• **Problem description**:
Of all the lines in the records, how many hold the word "title"? Answer with the number only.

• **Material for this task**:
* start *

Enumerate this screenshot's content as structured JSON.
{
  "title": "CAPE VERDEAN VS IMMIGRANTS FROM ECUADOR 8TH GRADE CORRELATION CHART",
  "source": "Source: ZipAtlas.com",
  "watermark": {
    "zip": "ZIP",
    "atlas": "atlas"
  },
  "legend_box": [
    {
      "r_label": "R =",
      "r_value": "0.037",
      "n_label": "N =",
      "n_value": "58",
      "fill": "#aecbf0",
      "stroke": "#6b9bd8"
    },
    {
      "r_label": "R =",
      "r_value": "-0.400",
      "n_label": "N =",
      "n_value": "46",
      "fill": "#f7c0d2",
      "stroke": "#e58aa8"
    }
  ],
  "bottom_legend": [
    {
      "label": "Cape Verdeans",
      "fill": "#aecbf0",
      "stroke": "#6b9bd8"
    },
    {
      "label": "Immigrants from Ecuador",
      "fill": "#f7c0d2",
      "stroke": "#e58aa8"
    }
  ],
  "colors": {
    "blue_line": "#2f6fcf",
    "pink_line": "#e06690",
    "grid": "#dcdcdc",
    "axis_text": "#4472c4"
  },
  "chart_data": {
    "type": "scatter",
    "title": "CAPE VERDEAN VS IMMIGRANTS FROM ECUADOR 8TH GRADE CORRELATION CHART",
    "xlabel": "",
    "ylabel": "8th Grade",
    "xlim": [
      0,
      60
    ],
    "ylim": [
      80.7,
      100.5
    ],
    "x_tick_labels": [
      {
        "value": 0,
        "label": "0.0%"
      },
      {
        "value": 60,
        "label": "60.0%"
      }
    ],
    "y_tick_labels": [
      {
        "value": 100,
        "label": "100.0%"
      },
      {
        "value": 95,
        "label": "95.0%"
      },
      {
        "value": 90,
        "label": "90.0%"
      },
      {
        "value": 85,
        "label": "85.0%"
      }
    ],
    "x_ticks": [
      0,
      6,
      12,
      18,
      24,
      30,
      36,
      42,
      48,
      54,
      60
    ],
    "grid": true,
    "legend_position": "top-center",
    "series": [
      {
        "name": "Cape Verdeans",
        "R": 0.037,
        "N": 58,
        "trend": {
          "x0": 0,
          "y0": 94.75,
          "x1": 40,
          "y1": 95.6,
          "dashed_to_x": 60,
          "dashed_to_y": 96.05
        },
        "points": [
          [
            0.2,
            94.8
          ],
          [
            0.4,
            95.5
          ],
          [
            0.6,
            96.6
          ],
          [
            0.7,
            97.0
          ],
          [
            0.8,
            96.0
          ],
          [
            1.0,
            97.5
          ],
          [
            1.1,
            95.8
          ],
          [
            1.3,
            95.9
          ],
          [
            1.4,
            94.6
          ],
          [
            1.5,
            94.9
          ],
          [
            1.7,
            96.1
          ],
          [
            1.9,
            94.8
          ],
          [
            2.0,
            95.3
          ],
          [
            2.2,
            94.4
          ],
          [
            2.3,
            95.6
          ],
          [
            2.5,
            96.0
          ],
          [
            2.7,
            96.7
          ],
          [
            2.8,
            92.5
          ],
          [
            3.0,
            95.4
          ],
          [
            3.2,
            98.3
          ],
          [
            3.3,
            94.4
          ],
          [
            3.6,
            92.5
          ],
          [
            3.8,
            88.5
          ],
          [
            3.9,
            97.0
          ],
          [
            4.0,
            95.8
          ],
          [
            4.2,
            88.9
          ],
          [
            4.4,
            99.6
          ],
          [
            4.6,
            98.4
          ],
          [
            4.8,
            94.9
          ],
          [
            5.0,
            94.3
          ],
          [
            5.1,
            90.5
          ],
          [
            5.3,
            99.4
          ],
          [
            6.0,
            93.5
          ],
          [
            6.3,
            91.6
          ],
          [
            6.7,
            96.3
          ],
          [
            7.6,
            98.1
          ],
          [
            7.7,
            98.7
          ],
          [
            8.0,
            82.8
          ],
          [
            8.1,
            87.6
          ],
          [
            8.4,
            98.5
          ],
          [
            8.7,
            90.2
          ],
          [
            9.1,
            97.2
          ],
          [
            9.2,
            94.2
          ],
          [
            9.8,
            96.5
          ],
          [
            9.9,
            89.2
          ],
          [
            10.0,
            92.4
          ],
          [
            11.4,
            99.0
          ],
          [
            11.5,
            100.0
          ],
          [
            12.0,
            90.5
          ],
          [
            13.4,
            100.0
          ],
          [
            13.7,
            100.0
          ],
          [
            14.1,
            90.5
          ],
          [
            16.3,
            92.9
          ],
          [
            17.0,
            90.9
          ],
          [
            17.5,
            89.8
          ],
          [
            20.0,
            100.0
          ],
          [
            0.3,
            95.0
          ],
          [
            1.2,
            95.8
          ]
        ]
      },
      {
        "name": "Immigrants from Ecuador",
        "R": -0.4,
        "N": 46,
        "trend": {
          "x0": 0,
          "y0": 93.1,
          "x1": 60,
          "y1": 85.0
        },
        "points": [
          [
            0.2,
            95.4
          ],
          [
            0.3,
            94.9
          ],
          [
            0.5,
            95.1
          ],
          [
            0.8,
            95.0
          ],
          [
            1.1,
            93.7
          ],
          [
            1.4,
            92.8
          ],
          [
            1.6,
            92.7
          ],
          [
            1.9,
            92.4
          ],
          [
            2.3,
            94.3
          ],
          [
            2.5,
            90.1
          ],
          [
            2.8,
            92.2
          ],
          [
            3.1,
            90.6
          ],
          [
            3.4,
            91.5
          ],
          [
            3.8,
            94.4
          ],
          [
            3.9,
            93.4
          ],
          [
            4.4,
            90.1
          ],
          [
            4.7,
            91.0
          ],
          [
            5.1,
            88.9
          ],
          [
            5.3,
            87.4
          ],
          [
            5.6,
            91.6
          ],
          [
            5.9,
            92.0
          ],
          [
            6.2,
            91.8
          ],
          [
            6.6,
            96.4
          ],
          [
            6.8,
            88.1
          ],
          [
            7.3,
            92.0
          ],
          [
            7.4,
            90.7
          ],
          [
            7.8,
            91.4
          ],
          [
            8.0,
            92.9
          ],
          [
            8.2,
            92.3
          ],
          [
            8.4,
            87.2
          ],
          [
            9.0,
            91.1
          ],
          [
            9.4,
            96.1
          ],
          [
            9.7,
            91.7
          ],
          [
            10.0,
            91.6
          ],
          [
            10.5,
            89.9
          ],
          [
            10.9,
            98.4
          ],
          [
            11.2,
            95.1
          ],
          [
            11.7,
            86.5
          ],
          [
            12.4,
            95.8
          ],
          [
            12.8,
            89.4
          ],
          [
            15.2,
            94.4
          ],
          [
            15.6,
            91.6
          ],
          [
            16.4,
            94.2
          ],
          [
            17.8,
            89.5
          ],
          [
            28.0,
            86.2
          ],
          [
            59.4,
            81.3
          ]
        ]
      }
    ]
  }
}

* end *

• **Worked answer**:
2